§ **Task objective**
All entries are to be given again verbatim.

§ **Data provided**
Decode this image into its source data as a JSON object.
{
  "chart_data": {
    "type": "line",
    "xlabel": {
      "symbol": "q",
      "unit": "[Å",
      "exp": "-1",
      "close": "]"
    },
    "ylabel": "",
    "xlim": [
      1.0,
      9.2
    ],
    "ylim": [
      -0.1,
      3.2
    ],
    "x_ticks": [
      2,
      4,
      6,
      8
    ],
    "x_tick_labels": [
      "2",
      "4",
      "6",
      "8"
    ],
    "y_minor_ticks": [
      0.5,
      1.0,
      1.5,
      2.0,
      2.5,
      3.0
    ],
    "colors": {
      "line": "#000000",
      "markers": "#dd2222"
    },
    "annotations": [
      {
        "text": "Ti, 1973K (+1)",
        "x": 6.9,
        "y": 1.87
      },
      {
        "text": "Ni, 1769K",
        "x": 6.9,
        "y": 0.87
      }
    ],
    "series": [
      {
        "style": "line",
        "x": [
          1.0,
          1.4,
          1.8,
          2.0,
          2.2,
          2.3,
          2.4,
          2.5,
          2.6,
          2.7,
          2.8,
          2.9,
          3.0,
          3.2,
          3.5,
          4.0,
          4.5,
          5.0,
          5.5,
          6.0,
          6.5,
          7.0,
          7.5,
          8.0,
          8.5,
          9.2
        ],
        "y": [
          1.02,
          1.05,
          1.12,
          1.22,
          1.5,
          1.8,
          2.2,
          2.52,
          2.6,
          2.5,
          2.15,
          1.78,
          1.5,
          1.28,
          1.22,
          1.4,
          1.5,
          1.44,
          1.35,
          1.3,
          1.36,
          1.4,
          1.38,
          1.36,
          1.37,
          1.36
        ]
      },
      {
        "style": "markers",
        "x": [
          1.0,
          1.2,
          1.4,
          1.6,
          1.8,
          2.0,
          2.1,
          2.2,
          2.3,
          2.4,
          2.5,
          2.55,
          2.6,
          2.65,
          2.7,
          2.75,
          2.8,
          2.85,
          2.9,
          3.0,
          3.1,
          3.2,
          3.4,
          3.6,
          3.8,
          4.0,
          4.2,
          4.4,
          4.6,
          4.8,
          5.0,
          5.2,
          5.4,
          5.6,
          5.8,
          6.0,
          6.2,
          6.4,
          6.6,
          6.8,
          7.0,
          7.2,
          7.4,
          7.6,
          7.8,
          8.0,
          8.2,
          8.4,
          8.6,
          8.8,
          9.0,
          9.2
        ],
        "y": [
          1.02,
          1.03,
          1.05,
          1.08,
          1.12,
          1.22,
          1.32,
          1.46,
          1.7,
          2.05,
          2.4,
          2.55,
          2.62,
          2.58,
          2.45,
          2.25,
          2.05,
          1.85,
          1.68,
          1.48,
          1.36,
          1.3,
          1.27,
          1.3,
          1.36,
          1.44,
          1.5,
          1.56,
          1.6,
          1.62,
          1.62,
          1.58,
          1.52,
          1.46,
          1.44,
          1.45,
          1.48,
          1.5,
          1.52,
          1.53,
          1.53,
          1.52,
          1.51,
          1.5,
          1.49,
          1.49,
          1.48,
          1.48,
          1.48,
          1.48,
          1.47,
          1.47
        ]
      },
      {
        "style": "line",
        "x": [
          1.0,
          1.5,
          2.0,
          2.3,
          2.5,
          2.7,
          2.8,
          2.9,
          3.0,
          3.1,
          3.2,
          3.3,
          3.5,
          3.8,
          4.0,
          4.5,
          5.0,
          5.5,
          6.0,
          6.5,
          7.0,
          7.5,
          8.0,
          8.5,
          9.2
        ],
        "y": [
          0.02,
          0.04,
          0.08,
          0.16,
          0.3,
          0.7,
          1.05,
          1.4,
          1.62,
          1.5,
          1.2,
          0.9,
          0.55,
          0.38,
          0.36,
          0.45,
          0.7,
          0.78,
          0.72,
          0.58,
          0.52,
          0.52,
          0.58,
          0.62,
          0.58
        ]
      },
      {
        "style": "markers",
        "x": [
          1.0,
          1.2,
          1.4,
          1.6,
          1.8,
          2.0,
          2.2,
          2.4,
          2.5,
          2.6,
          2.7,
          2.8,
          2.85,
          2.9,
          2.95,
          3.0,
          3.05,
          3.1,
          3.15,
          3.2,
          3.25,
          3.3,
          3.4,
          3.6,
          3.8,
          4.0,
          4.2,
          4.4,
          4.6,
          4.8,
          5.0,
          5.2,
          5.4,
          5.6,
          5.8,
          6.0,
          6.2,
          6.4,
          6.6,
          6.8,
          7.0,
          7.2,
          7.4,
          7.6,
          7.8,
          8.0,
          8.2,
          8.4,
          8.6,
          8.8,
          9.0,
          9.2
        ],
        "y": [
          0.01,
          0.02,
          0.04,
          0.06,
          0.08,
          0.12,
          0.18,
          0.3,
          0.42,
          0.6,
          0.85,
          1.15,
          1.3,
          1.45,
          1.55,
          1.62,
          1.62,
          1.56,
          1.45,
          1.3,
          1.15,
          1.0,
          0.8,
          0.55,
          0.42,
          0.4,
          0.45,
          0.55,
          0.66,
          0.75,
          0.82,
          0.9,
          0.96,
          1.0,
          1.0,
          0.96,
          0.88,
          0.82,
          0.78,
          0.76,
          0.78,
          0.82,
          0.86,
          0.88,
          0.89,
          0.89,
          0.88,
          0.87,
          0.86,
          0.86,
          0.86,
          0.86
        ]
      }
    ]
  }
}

§ **Exercise output**
Decode this image into its source data as a JSON object.
{
  "chart_data": {
    "type": "line",
    "xlabel": {
      "symbol": "q",
      "unit": "[Å",
      "exp": "-1",
      "close": "]"
    },
    "ylabel": "",
    "xlim": [
      1.0,
      9.2
    ],
    "ylim": [
      -0.1,
      3.2
    ],
    "x_ticks": [
      2,
      4,
      6,
      8
    ],
    "x_tick_labels": [
      "2",
      "4",
      "6",
      "8"
    ],
    "y_minor_ticks": [
      0.5,
      1.0,
      1.5,
      2.0,
      2.5,
      3.0
    ],
    "colors": {
      "line": "#000000",
      "markers": "#dd2222"
    },
    "annotations": [
      {
        "text": "Ti, 1973K (+1)",
        "x": 6.9,
        "y": 1.87
      },
      {
        "text": "Ni, 1769K",
        "x": 6.9,
        "y": 0.87
      }
    ],
    "series": [
      {
        "style": "line",
        "x": [
          1.0,
          1.4,
          1.8,
          2.0,
          2.2,
          2.3,
          2.4,
          2.5,
          2.6,
          2.7,
          2.8,
          2.9,
          3.0,
          3.2,
          3.5,
          4.0,
          4.5,
          5.0,
          5.5,
          6.0,
          6.5,
          7.0,
          7.5,
          8.0,
          8.5,
          9.2
        ],
        "y": [
          1.02,
          1.05,
          1.12,
          1.22,
          1.5,
          1.8,
          2.2,
          2.52,
          2.6,
          2.5,
          2.15,
          1.78,
          1.5,
          1.28,
          1.22,
          1.4,
          1.5,
          1.44,
          1.35,
          1.3,
          1.36,
          1.4,
          1.38,
          1.36,
          1.37,
          1.36
        ]
      },
      {
        "style": "markers",
        "x": [
          1.0,
          1.2,
          1.4,
          1.6,
          1.8,
          2.0,
          2.1,
          2.2,
          2.3,
          2.4,
          2.5,
          2.55,
          2.6,
          2.65,
          2.7,
          2.75,
          2.8,
          2.85,
          2.9,
          3.0,
          3.1,
          3.2,
          3.4,
          3.6,
          3.8,
          4.0,
          4.2,
          4.4,
          4.6,
          4.8,
          5.0,
          5.2,
          5.4,
          5.6,
          5.8,
          6.0,
          6.2,
          6.4,
          6.6,
          6.8,
          7.0,
          7.2,
          7.4,
          7.6,
          7.8,
          8.0,
          8.2,
          8.4,
          8.6,
          8.8,
          9.0,
          9.2
        ],
        "y": [
          1.02,
          1.03,
          1.05,
          1.08,
          1.12,
          1.22,
          1.32,
          1.46,
          1.7,
          2.05,
          2.4,
          2.55,
          2.62,
          2.58,
          2.45,
          2.25,
          2.05,
          1.85,
          1.68,
          1.48,
          1.36,
          1.3,
          1.27,
          1.3,
          1.36,
          1.44,
          1.5,
          1.56,
          1.6,
          1.62,
          1.62,
          1.58,
          1.52,
          1.46,
          1.44,
          1.45,
          1.48,
          1.5,
          1.52,
          1.53,
          1.53,
          1.52,
          1.51,
          1.5,
          1.49,
          1.49,
          1.48,
          1.48,
          1.48,
          1.48,
          1.47,
          1.47
        ]
      },
      {
        "style": "line",
        "x": [
          1.0,
          1.5,
          2.0,
          2.3,
          2.5,
          2.7,
          2.8,
          2.9,
          3.0,
          3.1,
          3.2,
          3.3,
          3.5,
          3.8,
          4.0,
          4.5,
          5.0,
          5.5,
          6.0,
          6.5,
          7.0,
          7.5,
          8.0,
          8.5,
          9.2
        ],
        "y": [
          0.02,
          0.04,
          0.08,
          0.16,
          0.3,
          0.7,
          1.05,
          1.4,
          1.62,
          1.5,
          1.2,
          0.9,
          0.55,
          0.38,
          0.36,
          0.45,
          0.7,
          0.78,
          0.72,
          0.58,
          0.52,
          0.52,
          0.58,
          0.62,
          0.58
        ]
      },
      {
        "style": "markers",
        "x": [
          1.0,
          1.2,
          1.4,
          1.6,
          1.8,
          2.0,
          2.2,
          2.4,
          2.5,
          2.6,
          2.7,
          2.8,
          2.85,
          2.9,
          2.95,
          3.0,
          3.05,
          3.1,
          3.15,
          3.2,
          3.25,
          3.3,
          3.4,
          3.6,
          3.8,
          4.0,
          4.2,
          4.4,
          4.6,
          4.8,
          5.0,
          5.2,
          5.4,
          5.6,
          5.8,
          6.0,
          6.2,
          6.4,
          6.6,
          6.8,
          7.0,
          7.2,
          7.4,
          7.6,
          7.8,
          8.0,
          8.2,
          8.4,
          8.6,
          8.8,
          9.0,
          9.2
        ],
        "y": [
          0.01,
          0.02,
          0.04,
          0.06,
          0.08,
          0.12,
          0.18,
          0.3,
          0.42,
          0.6,
          0.85,
          1.15,
          1.3,
          1.45,
          1.55,
          1.62,
          1.62,
          1.56,
          1.45,
          1.3,
          1.15,
          1.0,
          0.8,
          0.55,
          0.42,
          0.4,
          0.45,
          0.55,
          0.66,
          0.75,
          0.82,
          0.9,
          0.96,
          1.0,
          1.0,
          0.96,
          0.88,
          0.82,
          0.78,
          0.76,
          0.78,
          0.82,
          0.86,
          0.88,
          0.89,
          0.89,
          0.88,
          0.87,
          0.86,
          0.86,
          0.86,
          0.86
        ]
      }
    ]
  }
}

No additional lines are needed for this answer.